TO BE DONE →
Please count the lines below that contain the word "données", and reply with that number alone.

-------- EXCERPTED RECORDS --------

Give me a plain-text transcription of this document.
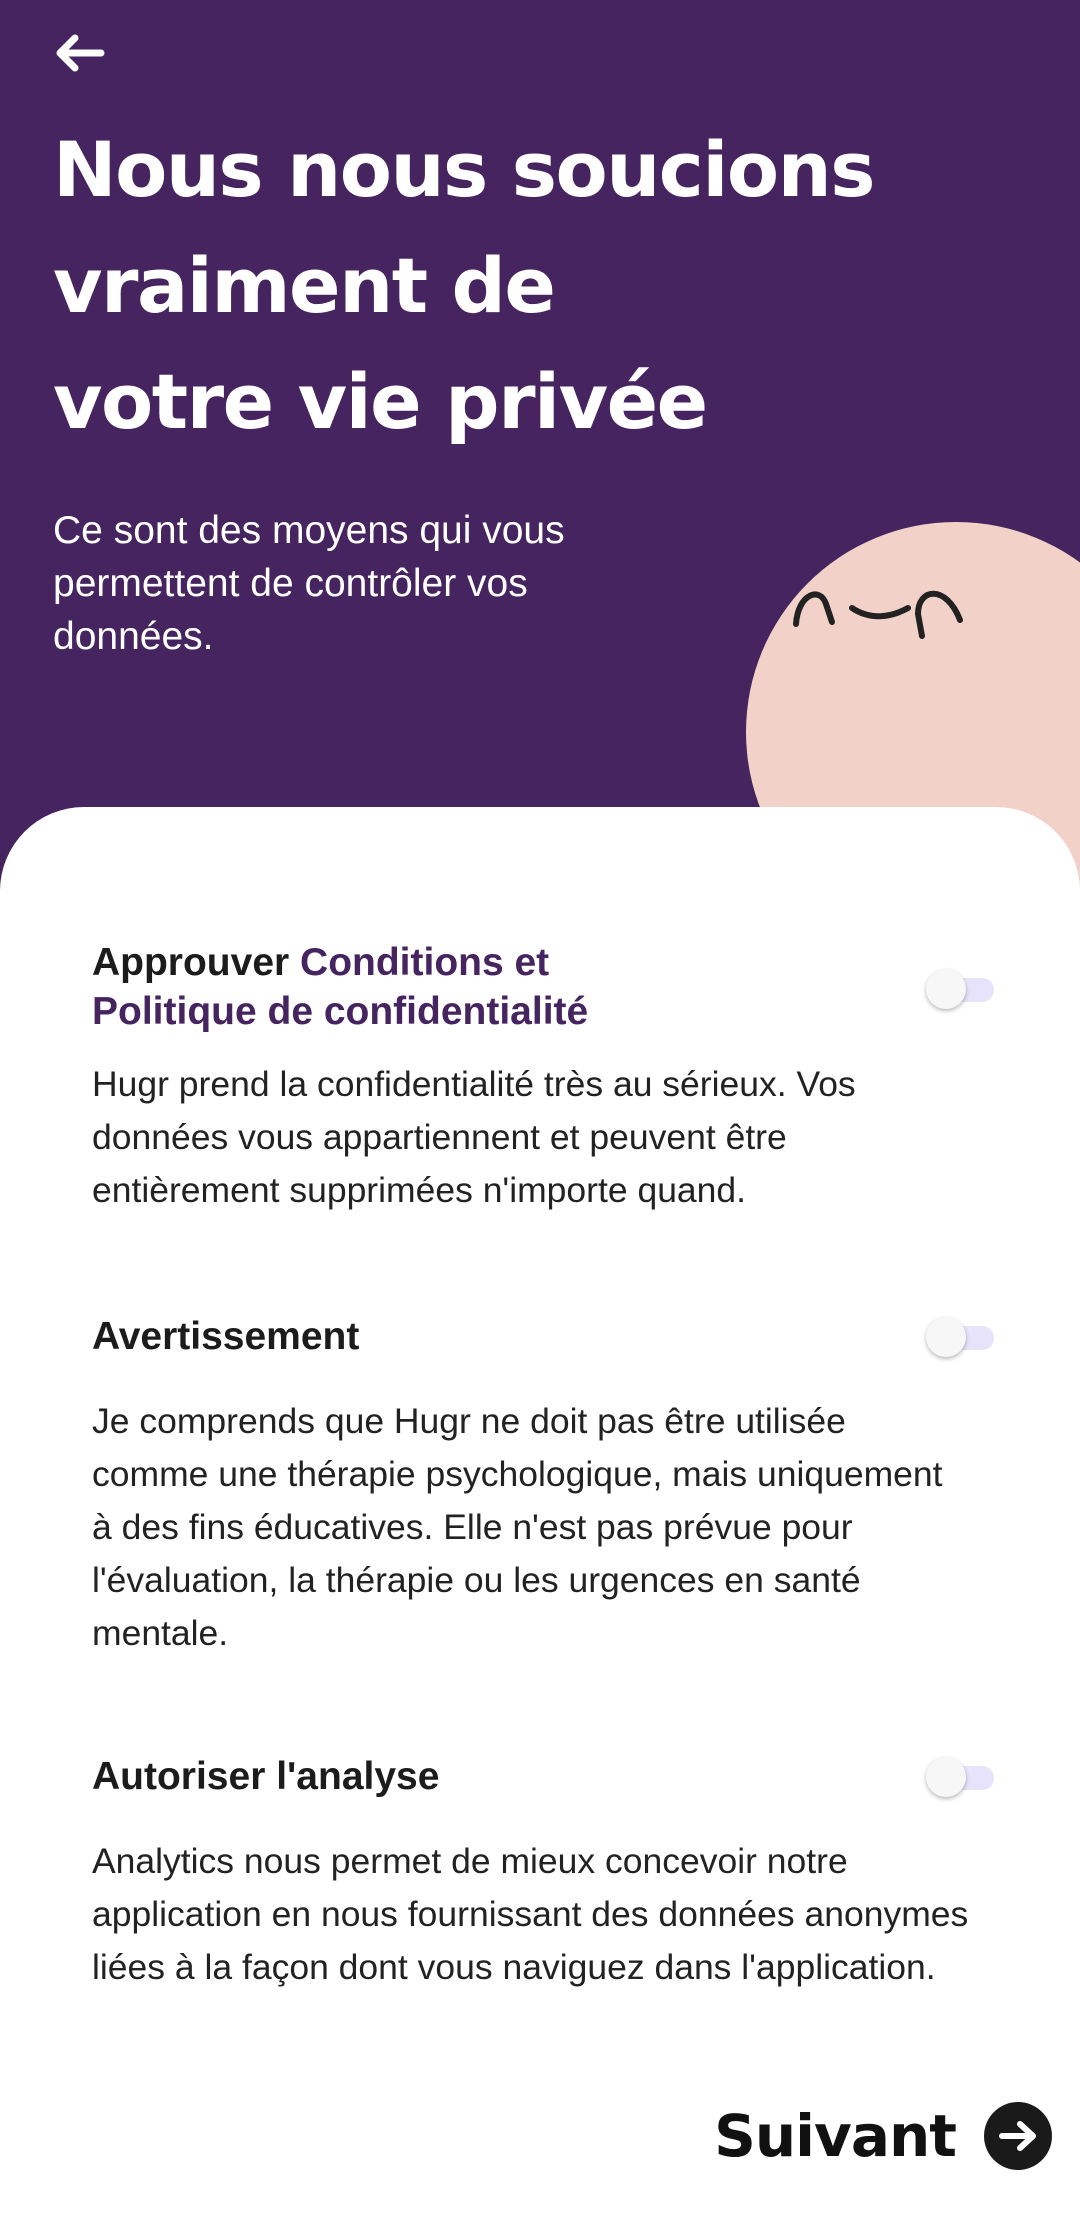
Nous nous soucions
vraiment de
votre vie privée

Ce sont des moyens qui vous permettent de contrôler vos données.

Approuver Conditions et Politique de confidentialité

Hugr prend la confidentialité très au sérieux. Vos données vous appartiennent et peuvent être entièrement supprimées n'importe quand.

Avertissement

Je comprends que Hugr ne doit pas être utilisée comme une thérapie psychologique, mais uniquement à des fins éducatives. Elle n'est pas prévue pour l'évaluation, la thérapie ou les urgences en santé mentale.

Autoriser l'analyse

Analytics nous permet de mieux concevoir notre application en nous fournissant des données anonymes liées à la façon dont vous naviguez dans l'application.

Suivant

--------
-------- EXCERPTED RECORDS --------

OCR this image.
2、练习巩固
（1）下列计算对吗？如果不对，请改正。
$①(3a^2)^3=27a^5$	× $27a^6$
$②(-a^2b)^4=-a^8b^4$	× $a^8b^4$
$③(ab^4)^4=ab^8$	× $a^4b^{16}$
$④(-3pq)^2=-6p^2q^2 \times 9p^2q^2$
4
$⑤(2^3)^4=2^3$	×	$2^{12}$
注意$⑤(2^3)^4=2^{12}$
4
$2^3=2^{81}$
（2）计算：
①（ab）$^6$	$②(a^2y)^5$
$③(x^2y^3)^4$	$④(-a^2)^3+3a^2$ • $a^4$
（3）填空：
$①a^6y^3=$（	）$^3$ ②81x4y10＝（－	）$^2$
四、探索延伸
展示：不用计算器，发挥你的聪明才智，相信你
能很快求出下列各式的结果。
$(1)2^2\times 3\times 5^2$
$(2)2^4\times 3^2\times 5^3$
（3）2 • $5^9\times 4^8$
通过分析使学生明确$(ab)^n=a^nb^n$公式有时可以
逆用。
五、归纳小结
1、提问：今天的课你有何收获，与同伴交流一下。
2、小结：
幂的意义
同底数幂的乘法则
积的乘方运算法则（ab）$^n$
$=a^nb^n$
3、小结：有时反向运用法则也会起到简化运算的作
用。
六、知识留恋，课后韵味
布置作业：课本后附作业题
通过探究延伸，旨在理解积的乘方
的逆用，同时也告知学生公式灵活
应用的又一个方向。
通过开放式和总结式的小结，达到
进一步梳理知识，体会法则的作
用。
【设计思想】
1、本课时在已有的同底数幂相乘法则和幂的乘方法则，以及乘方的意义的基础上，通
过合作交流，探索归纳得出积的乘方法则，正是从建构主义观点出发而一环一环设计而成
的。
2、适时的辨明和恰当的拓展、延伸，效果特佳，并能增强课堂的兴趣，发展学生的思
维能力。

--------

FINISHED TASK →
3